Source data:
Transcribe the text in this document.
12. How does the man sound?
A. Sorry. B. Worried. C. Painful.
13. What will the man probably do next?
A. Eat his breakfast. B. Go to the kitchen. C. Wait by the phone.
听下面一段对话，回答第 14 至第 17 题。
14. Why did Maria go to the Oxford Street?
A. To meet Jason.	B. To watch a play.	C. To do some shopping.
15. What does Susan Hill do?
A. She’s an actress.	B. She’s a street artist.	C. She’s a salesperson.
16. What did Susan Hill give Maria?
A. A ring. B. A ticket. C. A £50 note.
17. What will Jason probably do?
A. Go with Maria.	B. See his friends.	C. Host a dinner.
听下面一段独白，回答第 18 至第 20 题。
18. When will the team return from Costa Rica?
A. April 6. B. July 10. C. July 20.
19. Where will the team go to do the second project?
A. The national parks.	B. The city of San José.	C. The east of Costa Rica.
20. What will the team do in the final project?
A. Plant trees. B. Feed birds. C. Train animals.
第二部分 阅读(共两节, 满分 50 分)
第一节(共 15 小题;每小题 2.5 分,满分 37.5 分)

---

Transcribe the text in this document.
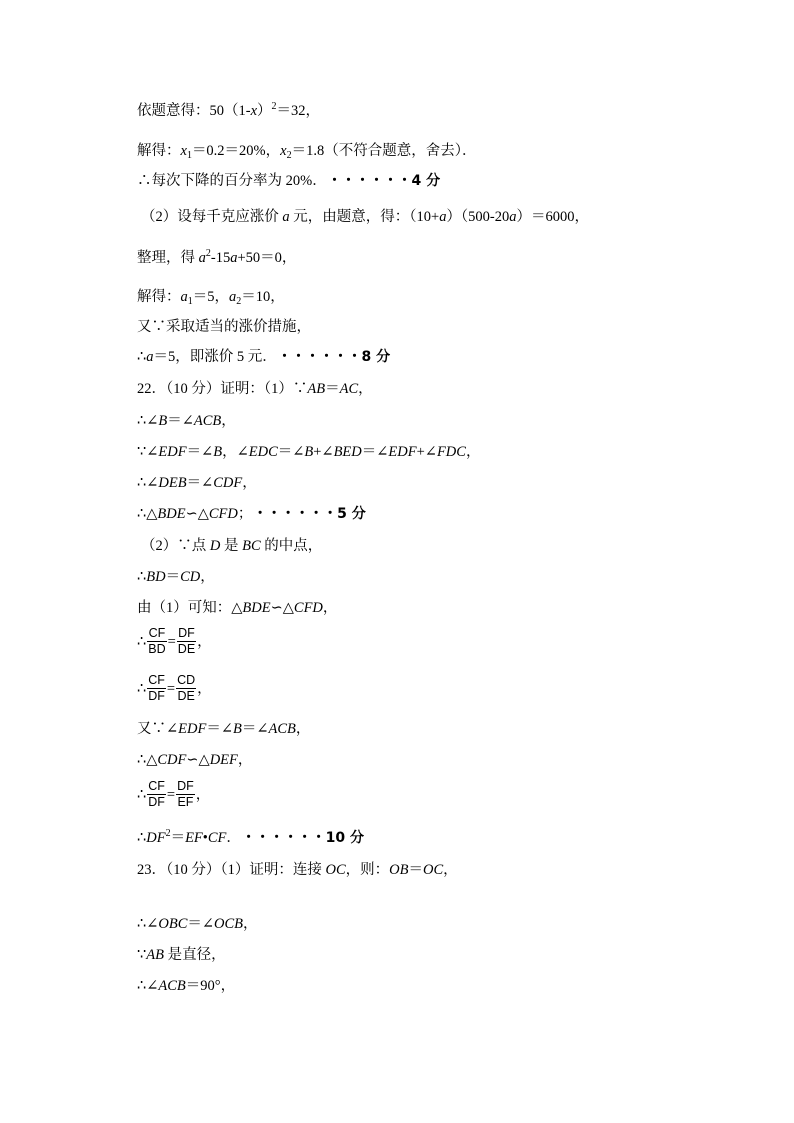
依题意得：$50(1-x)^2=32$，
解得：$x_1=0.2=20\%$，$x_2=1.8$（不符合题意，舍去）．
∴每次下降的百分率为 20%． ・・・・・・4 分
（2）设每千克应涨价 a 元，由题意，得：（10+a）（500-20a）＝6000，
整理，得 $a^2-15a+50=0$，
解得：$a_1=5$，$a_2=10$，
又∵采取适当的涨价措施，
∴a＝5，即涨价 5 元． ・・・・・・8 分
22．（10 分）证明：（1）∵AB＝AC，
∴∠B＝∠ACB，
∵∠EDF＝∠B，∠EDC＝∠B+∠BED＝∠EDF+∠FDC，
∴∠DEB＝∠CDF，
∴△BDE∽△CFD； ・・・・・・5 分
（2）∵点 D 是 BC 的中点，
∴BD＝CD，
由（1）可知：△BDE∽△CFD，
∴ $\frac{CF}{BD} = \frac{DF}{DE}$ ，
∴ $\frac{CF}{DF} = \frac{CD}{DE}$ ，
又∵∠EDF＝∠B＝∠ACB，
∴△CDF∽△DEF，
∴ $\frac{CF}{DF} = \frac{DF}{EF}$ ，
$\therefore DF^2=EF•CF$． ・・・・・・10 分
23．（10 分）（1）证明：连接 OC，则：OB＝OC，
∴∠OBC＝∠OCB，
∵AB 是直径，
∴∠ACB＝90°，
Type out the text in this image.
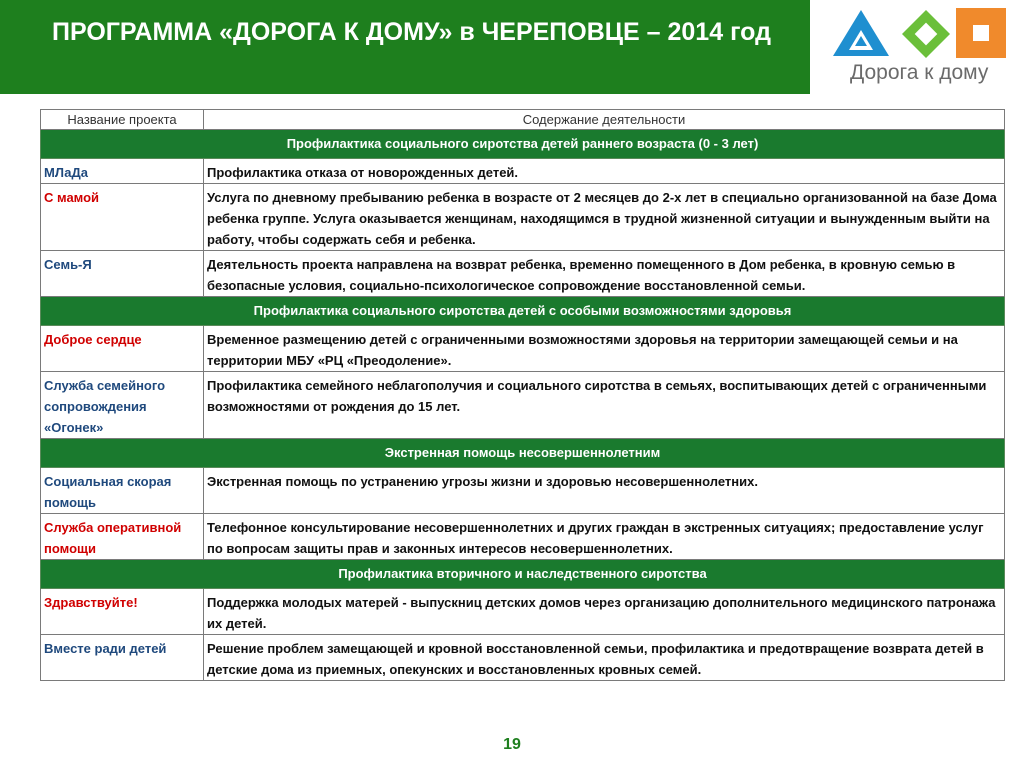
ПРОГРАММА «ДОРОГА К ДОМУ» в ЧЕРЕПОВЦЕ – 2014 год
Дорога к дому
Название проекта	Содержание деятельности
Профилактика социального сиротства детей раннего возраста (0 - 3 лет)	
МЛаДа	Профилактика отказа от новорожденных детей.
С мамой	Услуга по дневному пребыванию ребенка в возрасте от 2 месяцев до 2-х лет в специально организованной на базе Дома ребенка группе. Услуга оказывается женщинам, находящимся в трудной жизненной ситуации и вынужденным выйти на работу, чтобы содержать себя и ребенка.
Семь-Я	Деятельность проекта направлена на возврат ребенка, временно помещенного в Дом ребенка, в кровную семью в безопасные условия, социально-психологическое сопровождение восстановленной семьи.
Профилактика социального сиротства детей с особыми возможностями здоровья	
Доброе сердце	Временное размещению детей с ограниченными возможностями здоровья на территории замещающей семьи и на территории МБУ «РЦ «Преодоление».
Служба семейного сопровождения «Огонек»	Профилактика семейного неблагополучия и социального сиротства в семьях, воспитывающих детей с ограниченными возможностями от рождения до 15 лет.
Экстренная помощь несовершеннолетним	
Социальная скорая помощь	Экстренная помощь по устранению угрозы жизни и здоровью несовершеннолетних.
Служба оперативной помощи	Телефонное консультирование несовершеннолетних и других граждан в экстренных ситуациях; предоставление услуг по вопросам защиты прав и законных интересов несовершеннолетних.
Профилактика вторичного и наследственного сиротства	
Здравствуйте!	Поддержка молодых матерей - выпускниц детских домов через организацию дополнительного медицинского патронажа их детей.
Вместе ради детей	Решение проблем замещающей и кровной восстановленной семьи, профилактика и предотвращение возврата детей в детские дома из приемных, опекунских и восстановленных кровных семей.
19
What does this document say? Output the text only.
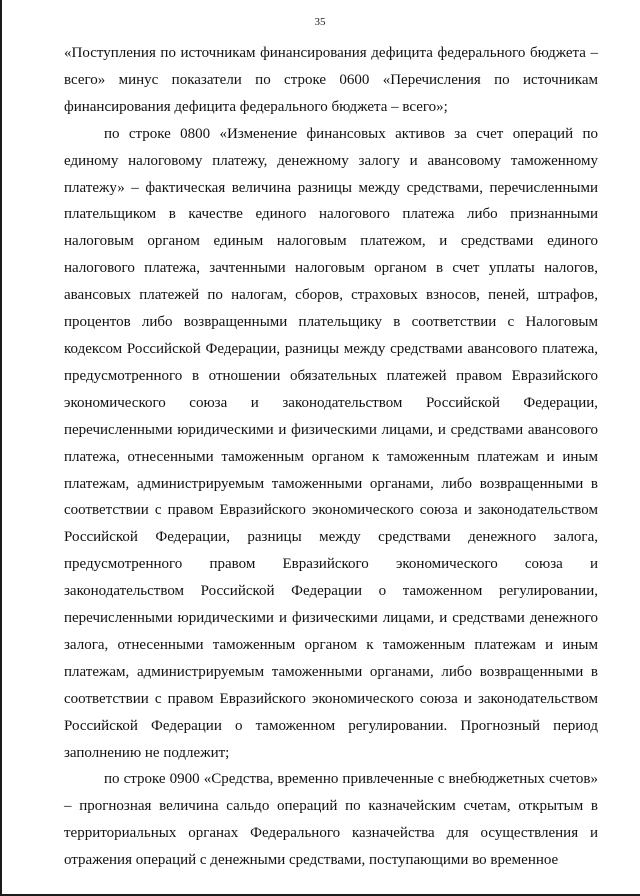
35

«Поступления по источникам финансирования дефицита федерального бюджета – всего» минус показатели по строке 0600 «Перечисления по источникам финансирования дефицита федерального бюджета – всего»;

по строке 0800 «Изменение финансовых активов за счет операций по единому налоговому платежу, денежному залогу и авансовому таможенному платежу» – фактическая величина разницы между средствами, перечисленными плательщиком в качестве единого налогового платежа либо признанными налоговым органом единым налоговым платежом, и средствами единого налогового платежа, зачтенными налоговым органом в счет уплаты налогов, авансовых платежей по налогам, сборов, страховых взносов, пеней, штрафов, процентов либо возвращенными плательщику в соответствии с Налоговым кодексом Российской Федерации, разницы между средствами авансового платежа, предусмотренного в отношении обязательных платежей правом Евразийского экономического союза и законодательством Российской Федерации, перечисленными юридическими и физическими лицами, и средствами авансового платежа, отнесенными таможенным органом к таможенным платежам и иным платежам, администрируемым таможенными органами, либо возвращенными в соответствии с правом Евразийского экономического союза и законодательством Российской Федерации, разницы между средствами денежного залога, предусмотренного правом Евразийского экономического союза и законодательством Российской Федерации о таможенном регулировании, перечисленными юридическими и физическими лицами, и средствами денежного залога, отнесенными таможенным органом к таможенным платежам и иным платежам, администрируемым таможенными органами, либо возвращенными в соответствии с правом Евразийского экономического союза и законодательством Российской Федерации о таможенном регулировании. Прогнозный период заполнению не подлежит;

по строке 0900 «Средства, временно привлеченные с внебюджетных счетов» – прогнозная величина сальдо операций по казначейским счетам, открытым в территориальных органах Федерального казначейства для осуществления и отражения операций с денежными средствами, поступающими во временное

...

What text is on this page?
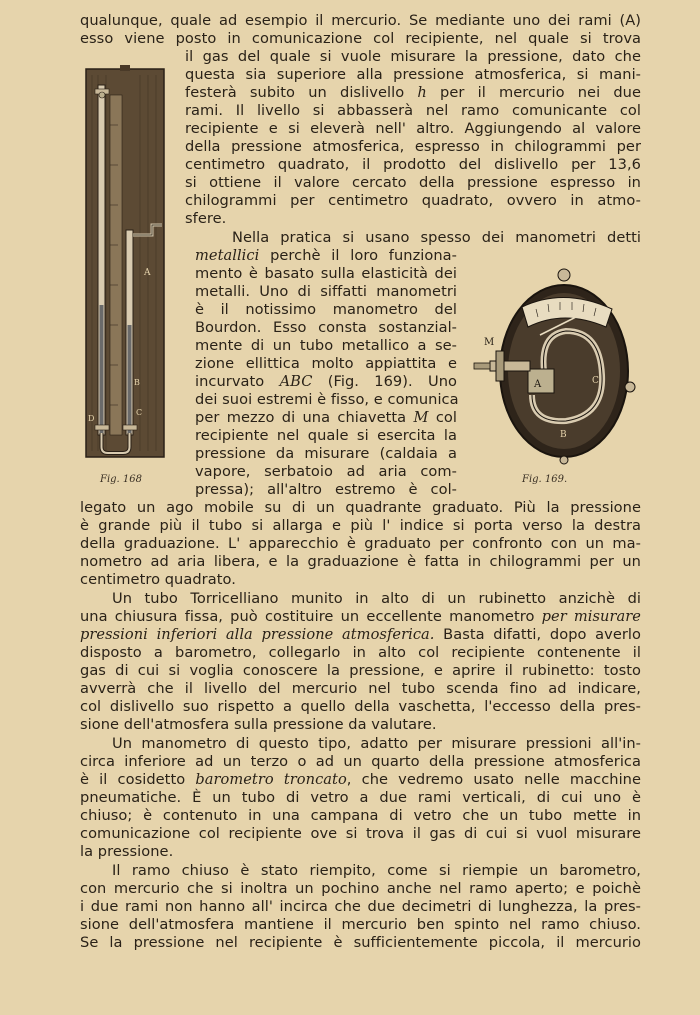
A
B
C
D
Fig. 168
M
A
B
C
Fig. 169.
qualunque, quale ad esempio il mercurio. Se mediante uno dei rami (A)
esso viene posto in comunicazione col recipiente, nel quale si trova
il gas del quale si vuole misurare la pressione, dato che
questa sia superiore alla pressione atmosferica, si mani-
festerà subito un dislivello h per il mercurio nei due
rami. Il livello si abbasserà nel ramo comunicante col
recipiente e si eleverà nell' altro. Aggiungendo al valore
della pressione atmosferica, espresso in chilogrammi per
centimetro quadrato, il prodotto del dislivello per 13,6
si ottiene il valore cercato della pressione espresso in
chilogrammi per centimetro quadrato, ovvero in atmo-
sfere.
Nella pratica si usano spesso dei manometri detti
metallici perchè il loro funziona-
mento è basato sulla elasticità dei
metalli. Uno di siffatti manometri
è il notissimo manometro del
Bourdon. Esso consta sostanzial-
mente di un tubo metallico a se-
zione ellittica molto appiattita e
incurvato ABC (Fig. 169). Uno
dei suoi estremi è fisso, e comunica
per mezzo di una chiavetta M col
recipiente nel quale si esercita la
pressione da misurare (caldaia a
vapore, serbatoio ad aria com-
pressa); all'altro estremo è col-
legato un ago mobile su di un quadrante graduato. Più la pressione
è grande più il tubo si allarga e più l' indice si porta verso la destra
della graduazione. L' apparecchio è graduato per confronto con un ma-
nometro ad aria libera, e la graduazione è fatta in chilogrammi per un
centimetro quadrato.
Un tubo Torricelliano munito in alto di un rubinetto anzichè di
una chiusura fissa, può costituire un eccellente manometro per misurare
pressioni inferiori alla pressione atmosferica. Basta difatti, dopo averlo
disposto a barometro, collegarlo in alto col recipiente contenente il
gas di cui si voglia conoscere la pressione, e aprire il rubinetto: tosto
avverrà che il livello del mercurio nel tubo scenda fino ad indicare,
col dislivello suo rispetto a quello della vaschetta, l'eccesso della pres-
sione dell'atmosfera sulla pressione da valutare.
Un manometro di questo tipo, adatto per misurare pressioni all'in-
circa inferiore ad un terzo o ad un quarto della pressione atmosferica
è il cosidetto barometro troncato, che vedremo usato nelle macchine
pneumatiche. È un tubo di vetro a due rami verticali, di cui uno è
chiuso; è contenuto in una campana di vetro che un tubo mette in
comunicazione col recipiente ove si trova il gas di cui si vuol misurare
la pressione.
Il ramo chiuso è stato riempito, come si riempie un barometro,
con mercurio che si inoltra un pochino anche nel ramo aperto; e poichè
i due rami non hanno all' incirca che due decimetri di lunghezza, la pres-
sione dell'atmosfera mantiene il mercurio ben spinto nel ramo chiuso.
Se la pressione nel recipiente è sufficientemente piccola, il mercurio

YOUR TASK:
Pick out every line of the listing containing the word "frac", and show those lines.

TASK SOLUTION:
∴ $\frac{CF}{BD} = \frac{DF}{DE}$ ，
∴ $\frac{CF}{DF} = \frac{CD}{DE}$ ，
∴ $\frac{CF}{DF} = \frac{DF}{EF}$ ，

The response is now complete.